• [ACTIVITIES]:
• a. Answer these from the text on indoor climate in classrooms and student rooms:
(i) Through what does natural basic ventilation supply fresh air?
(ii) Which vents are named for summer night ventilation?
(iii) Besides hot outdoor weather, what can make indoor temperatures rise quite a bit?
• b. Write the next part of the text on indoor climate in classrooms and student rooms, picking up after its last sentence.

• [TEXT SHOWN]:
=-=-=-=-=
Three pillars to ensure a healthy indoor climate in every class or student room
1. Natural ventilation
Natural ventilation means better studying. Natural basic ventilation guarantees the supply of healthy, fresh air directly through the façade. To offer a tailor-made solution for each school and each situation, it is important to sit around the table with all parties involved as soon as possible.
To this end, DUCO has its own study service and a specialised team of in-house and field staff to provide expert advice and solid support. This allows a solution to be offered that seamlessly meets the needs of the applicant and user. This in both new construction and renovation projects.
2. Purge ventilation
Purge ventilation naturally cools the school building or student housing by using high flow rates (= intensive ventilation).
With summer night ventilation via DucoGrille NightVent vents, nighttime ventilation is safe and intensive. The coolness of the night is stored in the thermal mass of the school building through purge ventilation.
Barrier Load Louvres add an aspect of protection, intensive ventilation and solar shading to student rooms or classrooms at significant heights. This type of louvres is prominently used in student accomodation, but can be adapted to suit any project.
3. Outdoor sunshades
Increasingly, we also experience very hot days outside the summer holidays, with outdoor temperatures rising higher than indoor temperatures. Large or numerous glass panes can also cause indoor temperatures to rise quite a bit. The high internal heat gains in a classroom are difficult to dissipate by ventilation alone during these hot days. A mobile outdoor sunshade can provide relief here.
=-=-=-=-=
• [EXCERPTED DATA]:
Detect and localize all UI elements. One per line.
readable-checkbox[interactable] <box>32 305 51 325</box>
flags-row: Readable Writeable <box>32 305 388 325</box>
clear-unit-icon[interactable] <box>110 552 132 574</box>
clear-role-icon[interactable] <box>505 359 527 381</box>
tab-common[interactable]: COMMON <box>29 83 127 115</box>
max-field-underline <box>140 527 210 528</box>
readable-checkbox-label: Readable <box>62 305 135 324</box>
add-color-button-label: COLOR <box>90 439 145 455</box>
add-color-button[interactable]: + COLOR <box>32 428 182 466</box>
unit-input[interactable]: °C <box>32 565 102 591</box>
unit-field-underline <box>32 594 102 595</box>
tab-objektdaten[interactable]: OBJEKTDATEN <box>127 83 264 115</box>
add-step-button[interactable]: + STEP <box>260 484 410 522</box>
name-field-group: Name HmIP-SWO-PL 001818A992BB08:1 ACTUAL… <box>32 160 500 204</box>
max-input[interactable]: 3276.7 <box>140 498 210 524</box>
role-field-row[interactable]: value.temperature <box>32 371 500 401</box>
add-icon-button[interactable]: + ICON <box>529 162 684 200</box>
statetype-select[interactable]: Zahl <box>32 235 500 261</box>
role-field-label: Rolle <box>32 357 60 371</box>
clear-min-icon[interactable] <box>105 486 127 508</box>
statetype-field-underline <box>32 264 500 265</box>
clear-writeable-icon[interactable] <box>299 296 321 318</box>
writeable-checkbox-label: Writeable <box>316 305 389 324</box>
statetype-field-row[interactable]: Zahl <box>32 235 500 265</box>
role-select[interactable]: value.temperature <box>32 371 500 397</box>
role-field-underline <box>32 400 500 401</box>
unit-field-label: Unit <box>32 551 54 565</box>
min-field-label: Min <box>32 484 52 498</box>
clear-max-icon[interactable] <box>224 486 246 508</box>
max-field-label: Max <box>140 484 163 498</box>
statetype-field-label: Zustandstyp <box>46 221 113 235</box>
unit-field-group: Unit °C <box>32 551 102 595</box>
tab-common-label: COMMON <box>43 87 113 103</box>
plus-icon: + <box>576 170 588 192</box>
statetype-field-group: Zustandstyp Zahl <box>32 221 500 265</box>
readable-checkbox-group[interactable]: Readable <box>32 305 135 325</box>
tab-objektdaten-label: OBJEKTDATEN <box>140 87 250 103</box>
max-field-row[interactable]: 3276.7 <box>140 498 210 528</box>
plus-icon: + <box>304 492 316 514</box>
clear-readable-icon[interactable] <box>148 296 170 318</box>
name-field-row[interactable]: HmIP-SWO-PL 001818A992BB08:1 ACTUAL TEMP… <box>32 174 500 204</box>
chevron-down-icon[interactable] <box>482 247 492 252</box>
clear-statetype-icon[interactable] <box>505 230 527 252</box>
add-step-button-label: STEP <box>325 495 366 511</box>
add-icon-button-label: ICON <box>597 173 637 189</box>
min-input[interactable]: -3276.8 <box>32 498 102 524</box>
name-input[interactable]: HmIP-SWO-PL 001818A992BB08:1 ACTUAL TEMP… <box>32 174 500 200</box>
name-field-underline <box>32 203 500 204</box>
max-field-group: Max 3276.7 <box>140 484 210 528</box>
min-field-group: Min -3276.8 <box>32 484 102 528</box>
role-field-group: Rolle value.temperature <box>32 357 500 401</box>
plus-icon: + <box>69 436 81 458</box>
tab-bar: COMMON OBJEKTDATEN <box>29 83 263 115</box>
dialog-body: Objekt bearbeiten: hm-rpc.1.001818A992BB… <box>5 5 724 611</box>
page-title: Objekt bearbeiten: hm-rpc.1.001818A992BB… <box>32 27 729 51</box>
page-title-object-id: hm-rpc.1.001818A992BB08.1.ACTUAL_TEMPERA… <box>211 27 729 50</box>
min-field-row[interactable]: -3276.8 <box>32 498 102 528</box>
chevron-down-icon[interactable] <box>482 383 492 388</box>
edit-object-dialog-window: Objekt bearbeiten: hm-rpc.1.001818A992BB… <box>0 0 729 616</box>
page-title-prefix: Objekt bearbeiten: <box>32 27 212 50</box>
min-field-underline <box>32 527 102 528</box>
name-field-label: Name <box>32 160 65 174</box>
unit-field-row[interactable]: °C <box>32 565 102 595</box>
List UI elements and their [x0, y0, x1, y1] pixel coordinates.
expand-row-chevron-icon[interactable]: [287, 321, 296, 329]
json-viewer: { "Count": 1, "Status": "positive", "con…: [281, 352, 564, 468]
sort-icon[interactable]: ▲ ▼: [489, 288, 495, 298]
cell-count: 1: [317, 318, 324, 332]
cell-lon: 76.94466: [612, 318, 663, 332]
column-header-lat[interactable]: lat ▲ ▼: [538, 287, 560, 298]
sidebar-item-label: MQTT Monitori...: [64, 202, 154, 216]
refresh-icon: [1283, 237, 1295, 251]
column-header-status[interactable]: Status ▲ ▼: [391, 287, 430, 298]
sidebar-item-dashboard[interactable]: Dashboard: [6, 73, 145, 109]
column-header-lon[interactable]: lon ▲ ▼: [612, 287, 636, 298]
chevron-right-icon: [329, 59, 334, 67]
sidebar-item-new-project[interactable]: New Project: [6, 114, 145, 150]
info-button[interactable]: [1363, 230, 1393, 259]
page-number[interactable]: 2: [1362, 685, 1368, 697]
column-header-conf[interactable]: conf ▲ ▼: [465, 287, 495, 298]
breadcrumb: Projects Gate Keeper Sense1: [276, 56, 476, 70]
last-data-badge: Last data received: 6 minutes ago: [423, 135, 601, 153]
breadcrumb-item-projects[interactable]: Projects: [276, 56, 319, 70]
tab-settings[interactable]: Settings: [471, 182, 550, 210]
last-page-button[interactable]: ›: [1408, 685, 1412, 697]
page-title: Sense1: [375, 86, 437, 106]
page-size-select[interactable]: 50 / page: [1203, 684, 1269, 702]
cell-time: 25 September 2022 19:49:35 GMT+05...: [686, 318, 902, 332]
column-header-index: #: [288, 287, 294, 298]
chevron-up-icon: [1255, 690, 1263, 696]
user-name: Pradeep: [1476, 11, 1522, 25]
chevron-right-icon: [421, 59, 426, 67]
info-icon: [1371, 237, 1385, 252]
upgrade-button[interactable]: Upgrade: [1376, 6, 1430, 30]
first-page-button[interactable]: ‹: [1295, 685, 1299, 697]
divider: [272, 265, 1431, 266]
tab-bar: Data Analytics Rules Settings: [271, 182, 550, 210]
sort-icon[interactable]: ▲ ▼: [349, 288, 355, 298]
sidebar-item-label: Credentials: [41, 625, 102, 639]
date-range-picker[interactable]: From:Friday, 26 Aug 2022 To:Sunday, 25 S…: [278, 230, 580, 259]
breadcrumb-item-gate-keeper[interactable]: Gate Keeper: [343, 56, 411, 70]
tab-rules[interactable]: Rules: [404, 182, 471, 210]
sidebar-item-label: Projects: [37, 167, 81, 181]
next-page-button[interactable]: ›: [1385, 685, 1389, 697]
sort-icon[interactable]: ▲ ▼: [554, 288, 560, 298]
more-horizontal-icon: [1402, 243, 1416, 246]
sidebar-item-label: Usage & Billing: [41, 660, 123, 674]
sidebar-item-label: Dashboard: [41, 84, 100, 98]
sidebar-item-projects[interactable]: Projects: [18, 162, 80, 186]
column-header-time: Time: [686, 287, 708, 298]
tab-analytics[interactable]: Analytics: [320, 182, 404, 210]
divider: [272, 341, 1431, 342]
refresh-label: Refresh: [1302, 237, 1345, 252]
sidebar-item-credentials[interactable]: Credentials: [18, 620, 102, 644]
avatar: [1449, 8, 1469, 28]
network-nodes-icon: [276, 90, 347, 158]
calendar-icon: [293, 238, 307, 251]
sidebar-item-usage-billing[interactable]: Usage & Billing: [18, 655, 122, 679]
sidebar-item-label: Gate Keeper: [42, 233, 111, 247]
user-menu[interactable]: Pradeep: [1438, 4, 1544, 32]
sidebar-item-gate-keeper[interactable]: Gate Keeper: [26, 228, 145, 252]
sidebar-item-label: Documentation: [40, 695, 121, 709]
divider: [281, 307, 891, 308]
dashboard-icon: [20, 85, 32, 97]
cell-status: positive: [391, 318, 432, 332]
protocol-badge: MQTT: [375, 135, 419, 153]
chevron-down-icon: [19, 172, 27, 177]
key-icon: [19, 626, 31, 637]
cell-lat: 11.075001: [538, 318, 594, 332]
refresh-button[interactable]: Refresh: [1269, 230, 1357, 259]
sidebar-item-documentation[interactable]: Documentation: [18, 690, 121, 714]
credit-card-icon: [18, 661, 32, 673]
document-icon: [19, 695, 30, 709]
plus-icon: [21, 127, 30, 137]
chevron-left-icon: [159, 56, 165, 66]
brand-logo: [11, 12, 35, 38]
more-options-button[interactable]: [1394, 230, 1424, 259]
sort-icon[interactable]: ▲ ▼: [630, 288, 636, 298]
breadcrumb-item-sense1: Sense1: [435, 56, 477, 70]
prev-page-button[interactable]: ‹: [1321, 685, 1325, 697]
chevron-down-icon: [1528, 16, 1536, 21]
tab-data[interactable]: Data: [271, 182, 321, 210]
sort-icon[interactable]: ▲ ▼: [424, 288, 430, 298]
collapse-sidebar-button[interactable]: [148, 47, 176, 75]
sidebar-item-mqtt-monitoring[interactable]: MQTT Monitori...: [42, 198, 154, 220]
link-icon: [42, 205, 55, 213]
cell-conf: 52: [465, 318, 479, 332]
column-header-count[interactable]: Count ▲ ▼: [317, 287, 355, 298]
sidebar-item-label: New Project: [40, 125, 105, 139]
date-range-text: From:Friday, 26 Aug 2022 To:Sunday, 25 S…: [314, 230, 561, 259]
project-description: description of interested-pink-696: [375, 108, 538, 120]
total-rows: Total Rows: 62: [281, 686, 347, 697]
=-=-=-=-=
• [RESULTS IN ORDER]:
• a.
(i) Directly through the façade.
(ii) DucoGrille NightVent vents.
(iii) Large or numerous glass panes.

• b.
External shading systems naturally block the heating of classrooms, reducing the cooling load by up to 30%.
A thoughtful combination of basic ventilation, purge ventilation and efficient external blinds ensures optimal air quality and ideal thermal comfort in the classroom, even during very hot days!
Co2: measuring is knowing
How do you know that enough fresh air is supplied in the classroom? A handy measure is the concentration of CO2 in the air. That concentration should be below 800 ppm and can be easily measured with a CO2-meter.
By applying a demand-controlled ventilation system, such as the, the indoor climate improves significantly. Air quality is then constantly monitored by sensors. If moisture and CO2 concentrations are too high, the air is automatically refreshed.
Zonal ventilation: silent and energy-efficient
The box sensors and room sensors communicate wirelessly with the central ventilation unit so that the exhaust rate is automatically regulated in all dry and wet areas. The advantage is that rooms that are empty are not ventilated unnecessarily. Spaces with higher occupancy are actually ventilated more. This zonal ventilation results in up to 40% less energy consumption.
As a result, the additional investment of demand-controlled, zonal ventilation compared to central ventilation pays for itself in about three years. This type of ventilation occurs only where and when needed and also completely silently. Comfort guaranteed!
Smart natural ventilation for schools and student accomodation
When each classroom separately has its own ventilation system, it is called a decentralised system. These systems can be installed in almost any classroom. Self-regulating window ventilators bring fresh outside air in silently.
DUCO's decentralised and demand-controlled ventilation systems DucoBox Focus and DucoBox Silent Connect offer the ideal solution here. These compact units can be easily installed in a suspended tile ceiling. The small number of air ducts also minimises installation costs. Saving space and budget!
Ventilation in schools = better learning performance
That both the mental and physical development of student is stimulated in a healthy indoor environment is a fact. Poor indoor air quality can be not only annoying, but also harmful to health. A direct link has also been proven between too much CO2 in classrooms and learning performance.
Better ventilation, lower CO2 levels and plenty of light significantly improve students' learning performance and speed of learning. Attention increases and absenteeism shrinks.
So bring fresh air into schools with thoughtful ventilation and pupils, students - in short, our future - will benefit!